_WORK INSTRUCTIONS_
Without including any pictures, write out all the entries exactly.
— BEGIN MATERIAL SUPPLIED —
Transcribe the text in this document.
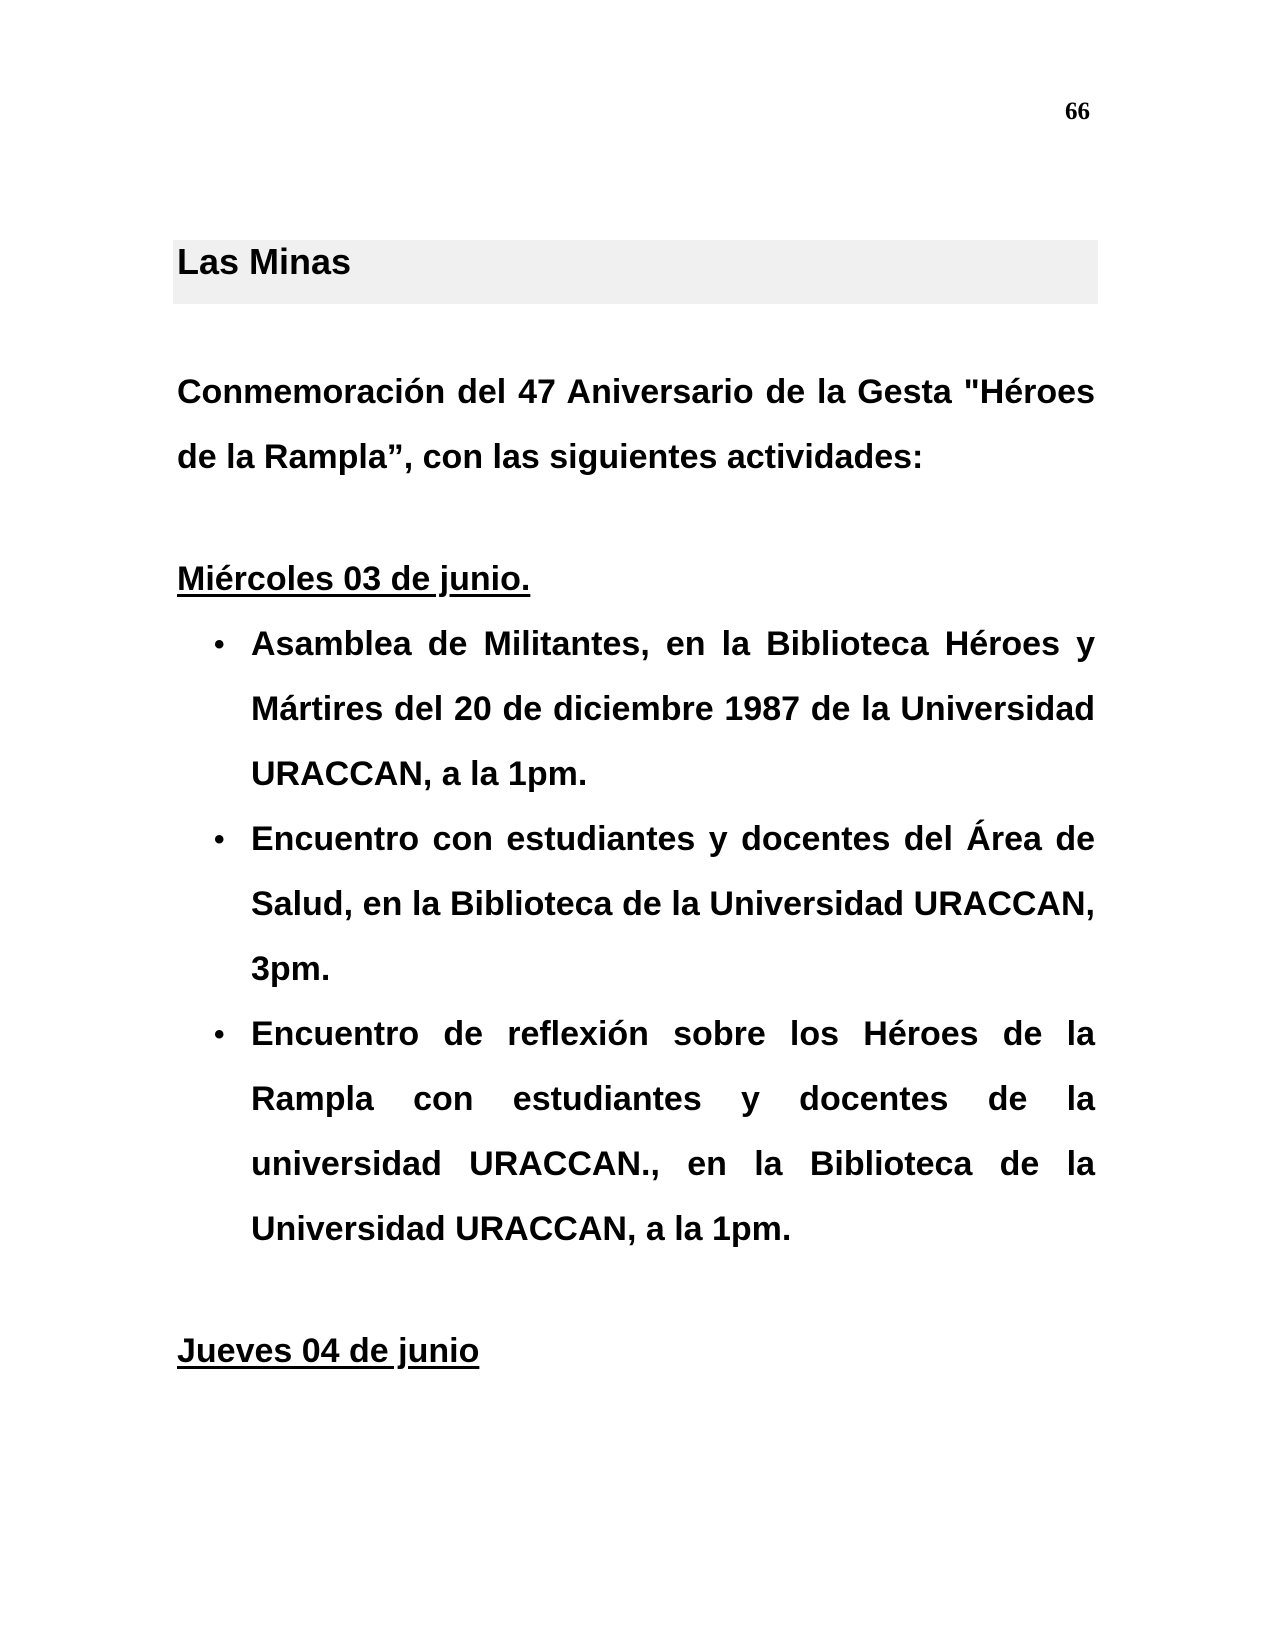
66
Las Minas

Conmemoración del 47 Aniversario de la Gesta "Héroes de la Rampla”, con las siguientes actividades:

Miércoles 03 de junio.

• Asamblea de Militantes, en la Biblioteca Héroes y Mártires del 20 de diciembre 1987 de la Universidad URACCAN, a la 1pm.
• Encuentro con estudiantes y docentes del Área de Salud, en la Biblioteca de la Universidad URACCAN, 3pm.
• Encuentro de reflexión sobre los Héroes de la Rampla con estudiantes y docentes de la universidad URACCAN., en la Biblioteca de la Universidad URACCAN, a la 1pm.

Jueves 04 de junio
— END MATERIAL SUPPLIED —
_ANSWER TO THE EXERCISE_
Transcribe the text in this document.
66
Las Minas

Conmemoración del 47 Aniversario de la Gesta "Héroes de la Rampla”, con las siguientes actividades:

Miércoles 03 de junio.

• Asamblea de Militantes, en la Biblioteca Héroes y Mártires del 20 de diciembre 1987 de la Universidad URACCAN, a la 1pm.
• Encuentro con estudiantes y docentes del Área de Salud, en la Biblioteca de la Universidad URACCAN, 3pm.
• Encuentro de reflexión sobre los Héroes de la Rampla con estudiantes y docentes de la universidad URACCAN., en la Biblioteca de la Universidad URACCAN, a la 1pm.

Jueves 04 de junio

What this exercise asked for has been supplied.